Collection entries:
• • •
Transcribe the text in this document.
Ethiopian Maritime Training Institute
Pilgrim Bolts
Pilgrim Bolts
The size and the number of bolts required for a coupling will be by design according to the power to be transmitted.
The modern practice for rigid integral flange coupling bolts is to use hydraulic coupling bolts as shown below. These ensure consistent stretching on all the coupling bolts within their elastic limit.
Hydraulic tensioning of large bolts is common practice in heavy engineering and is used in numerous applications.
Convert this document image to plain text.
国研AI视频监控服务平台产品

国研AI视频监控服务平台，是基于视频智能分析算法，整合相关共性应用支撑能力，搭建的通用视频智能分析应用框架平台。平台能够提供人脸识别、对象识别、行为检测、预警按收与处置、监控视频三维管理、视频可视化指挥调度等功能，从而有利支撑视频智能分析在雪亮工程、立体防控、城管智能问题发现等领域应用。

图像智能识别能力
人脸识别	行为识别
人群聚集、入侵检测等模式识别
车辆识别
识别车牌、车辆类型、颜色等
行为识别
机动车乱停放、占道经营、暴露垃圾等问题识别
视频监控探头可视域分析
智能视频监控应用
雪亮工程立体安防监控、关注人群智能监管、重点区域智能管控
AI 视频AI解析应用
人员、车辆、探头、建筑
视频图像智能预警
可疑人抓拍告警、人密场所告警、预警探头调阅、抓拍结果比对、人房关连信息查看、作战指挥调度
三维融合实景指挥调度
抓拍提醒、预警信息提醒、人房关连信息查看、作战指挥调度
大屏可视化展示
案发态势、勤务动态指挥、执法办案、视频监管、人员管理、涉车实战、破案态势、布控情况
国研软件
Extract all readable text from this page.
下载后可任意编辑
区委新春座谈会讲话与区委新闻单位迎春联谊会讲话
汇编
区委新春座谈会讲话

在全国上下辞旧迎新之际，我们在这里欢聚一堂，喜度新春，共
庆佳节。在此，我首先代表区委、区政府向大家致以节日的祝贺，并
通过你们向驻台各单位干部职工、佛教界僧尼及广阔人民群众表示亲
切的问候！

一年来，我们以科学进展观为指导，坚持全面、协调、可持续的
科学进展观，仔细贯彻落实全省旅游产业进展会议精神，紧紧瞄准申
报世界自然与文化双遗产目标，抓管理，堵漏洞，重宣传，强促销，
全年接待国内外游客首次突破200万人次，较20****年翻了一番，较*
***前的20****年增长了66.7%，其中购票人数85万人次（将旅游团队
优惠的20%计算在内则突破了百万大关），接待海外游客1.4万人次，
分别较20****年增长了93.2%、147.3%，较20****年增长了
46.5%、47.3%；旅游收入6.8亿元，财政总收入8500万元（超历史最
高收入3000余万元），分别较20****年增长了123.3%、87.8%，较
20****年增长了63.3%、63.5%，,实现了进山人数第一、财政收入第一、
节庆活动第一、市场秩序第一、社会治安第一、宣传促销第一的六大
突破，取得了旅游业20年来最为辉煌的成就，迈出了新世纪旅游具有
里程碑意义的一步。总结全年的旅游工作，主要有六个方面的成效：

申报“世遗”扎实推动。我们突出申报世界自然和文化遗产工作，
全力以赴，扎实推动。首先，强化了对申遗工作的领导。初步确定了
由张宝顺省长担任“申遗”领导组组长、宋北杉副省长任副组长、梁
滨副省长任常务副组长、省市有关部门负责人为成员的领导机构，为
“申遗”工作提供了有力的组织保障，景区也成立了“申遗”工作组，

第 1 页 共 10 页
• • •
What you need to do =
Go through the material above and copy each line that has the word "document".

Solution to this exercise =
Transcribe the text in this document.
Convert this document image to plain text.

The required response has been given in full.